● **DATA LINES**:

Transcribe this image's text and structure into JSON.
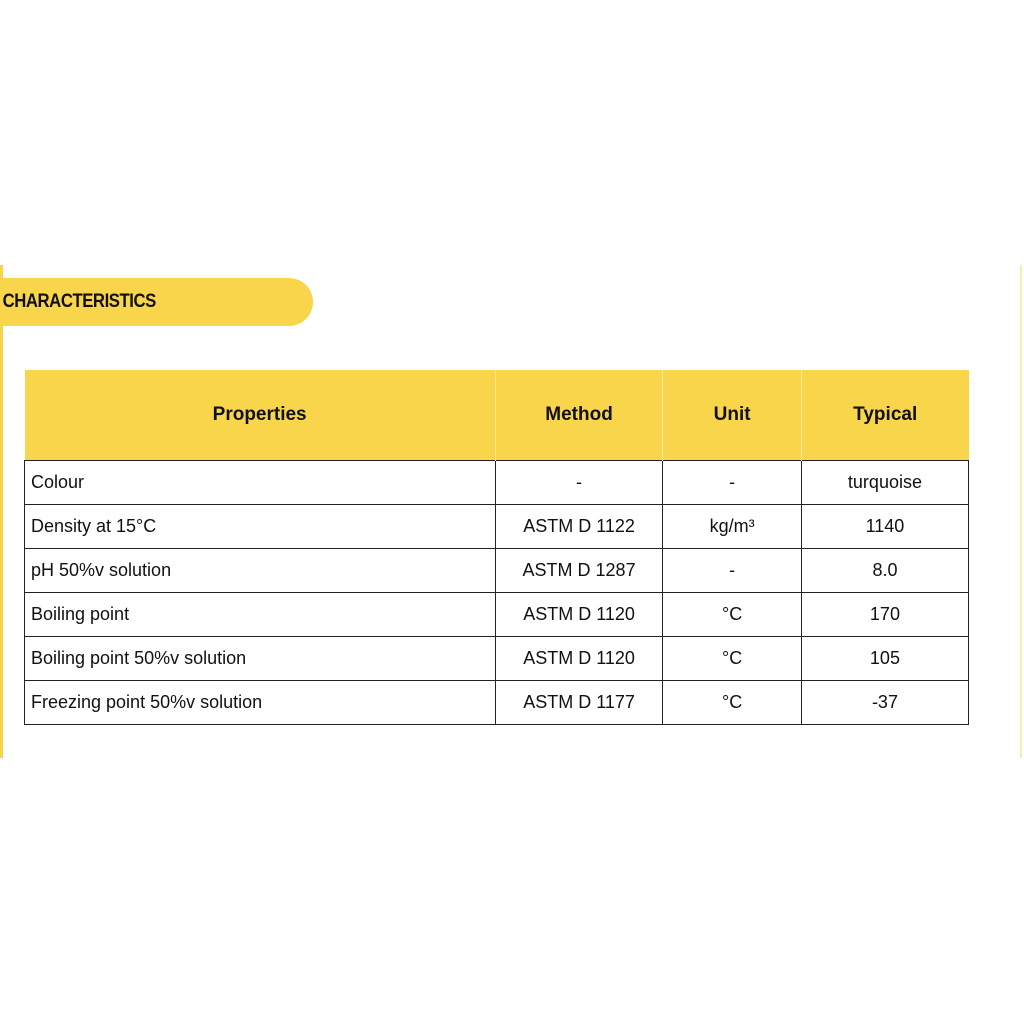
{
  "section_title": "CHARACTERISTICS",
  "accent_color": "#f8d54a",
  "table": {
    "headers": [
      "Properties",
      "Method",
      "Unit",
      "Typical"
    ],
    "rows": [
      [
        "Colour",
        "-",
        "-",
        "turquoise"
      ],
      [
        "Density at 15°C",
        "ASTM D 1122",
        "kg/m³",
        "1140"
      ],
      [
        "pH 50%v solution",
        "ASTM D 1287",
        "-",
        "8.0"
      ],
      [
        "Boiling point",
        "ASTM D 1120",
        "°C",
        "170"
      ],
      [
        "Boiling point 50%v solution",
        "ASTM D 1120",
        "°C",
        "105"
      ],
      [
        "Freezing point 50%v solution",
        "ASTM D 1177",
        "°C",
        "-37"
      ]
    ]
  }
}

● **AIM**:
Show, from the listing above, each line that contains the word "solution".

● **FINISHED TASK**:
        "pH 50%v solution",
        "Boiling point 50%v solution",
        "Freezing point 50%v solution",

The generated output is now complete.